What this task involves → Reproduce this listing in full.

Data entries →
┌──
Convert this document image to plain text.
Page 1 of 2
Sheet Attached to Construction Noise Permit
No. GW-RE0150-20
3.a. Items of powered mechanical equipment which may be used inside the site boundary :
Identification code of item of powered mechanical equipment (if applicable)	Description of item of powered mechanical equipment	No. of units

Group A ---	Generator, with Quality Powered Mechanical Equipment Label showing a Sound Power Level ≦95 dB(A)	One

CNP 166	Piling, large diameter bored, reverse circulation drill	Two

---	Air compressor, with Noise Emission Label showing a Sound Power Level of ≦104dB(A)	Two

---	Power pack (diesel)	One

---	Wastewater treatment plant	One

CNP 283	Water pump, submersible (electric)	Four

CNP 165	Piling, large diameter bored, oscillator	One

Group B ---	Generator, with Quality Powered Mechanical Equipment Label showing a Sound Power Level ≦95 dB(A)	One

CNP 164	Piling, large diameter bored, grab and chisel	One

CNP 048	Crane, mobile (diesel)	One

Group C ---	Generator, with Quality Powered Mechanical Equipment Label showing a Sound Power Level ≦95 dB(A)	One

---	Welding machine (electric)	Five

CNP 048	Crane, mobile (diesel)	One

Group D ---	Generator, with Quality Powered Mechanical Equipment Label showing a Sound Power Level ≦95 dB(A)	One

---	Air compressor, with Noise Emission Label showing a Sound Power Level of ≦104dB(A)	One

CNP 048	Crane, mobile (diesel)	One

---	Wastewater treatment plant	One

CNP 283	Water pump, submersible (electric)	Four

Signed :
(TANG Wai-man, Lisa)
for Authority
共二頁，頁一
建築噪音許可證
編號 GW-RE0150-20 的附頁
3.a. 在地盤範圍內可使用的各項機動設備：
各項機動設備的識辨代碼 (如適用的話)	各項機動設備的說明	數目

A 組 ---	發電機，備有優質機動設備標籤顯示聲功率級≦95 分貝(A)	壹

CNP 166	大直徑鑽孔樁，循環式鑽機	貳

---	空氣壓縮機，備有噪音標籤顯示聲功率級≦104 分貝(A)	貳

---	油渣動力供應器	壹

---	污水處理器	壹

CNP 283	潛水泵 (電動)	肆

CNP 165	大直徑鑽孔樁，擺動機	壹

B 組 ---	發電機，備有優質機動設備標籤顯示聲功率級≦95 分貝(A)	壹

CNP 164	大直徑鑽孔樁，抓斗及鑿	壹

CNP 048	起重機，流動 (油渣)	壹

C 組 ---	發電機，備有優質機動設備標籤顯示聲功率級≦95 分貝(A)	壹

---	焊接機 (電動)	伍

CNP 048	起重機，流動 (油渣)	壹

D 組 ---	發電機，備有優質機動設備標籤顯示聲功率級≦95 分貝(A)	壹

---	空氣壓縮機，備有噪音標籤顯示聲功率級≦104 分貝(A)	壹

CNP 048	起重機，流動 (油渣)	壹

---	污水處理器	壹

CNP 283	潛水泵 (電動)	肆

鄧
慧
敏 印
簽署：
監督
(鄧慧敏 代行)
└──
Response →
Convert this document image to plain text.
Page 1 of 2
Sheet Attached to Construction Noise Permit
No. GW-RE0150-20
3.a. Items of powered mechanical equipment which may be used inside the site boundary :
Identification code of item of powered mechanical equipment (if applicable)	Description of item of powered mechanical equipment	No. of units

Group A ---	Generator, with Quality Powered Mechanical Equipment Label showing a Sound Power Level ≦95 dB(A)	One

CNP 166	Piling, large diameter bored, reverse circulation drill	Two

---	Air compressor, with Noise Emission Label showing a Sound Power Level of ≦104dB(A)	Two

---	Power pack (diesel)	One

---	Wastewater treatment plant	One

CNP 283	Water pump, submersible (electric)	Four

CNP 165	Piling, large diameter bored, oscillator	One

Group B ---	Generator, with Quality Powered Mechanical Equipment Label showing a Sound Power Level ≦95 dB(A)	One

CNP 164	Piling, large diameter bored, grab and chisel	One

CNP 048	Crane, mobile (diesel)	One

Group C ---	Generator, with Quality Powered Mechanical Equipment Label showing a Sound Power Level ≦95 dB(A)	One

---	Welding machine (electric)	Five

CNP 048	Crane, mobile (diesel)	One

Group D ---	Generator, with Quality Powered Mechanical Equipment Label showing a Sound Power Level ≦95 dB(A)	One

---	Air compressor, with Noise Emission Label showing a Sound Power Level of ≦104dB(A)	One

CNP 048	Crane, mobile (diesel)	One

---	Wastewater treatment plant	One

CNP 283	Water pump, submersible (electric)	Four

Signed :
(TANG Wai-man, Lisa)
for Authority
共二頁，頁一
建築噪音許可證
編號 GW-RE0150-20 的附頁
3.a. 在地盤範圍內可使用的各項機動設備：
各項機動設備的識辨代碼 (如適用的話)	各項機動設備的說明	數目

A 組 ---	發電機，備有優質機動設備標籤顯示聲功率級≦95 分貝(A)	壹

CNP 166	大直徑鑽孔樁，循環式鑽機	貳

---	空氣壓縮機，備有噪音標籤顯示聲功率級≦104 分貝(A)	貳

---	油渣動力供應器	壹

---	污水處理器	壹

CNP 283	潛水泵 (電動)	肆

CNP 165	大直徑鑽孔樁，擺動機	壹

B 組 ---	發電機，備有優質機動設備標籤顯示聲功率級≦95 分貝(A)	壹

CNP 164	大直徑鑽孔樁，抓斗及鑿	壹

CNP 048	起重機，流動 (油渣)	壹

C 組 ---	發電機，備有優質機動設備標籤顯示聲功率級≦95 分貝(A)	壹

---	焊接機 (電動)	伍

CNP 048	起重機，流動 (油渣)	壹

D 組 ---	發電機，備有優質機動設備標籤顯示聲功率級≦95 分貝(A)	壹

---	空氣壓縮機，備有噪音標籤顯示聲功率級≦104 分貝(A)	壹

CNP 048	起重機，流動 (油渣)	壹

---	污水處理器	壹

CNP 283	潛水泵 (電動)	肆

鄧
慧
敏 印
簽署：
監督
(鄧慧敏 代行)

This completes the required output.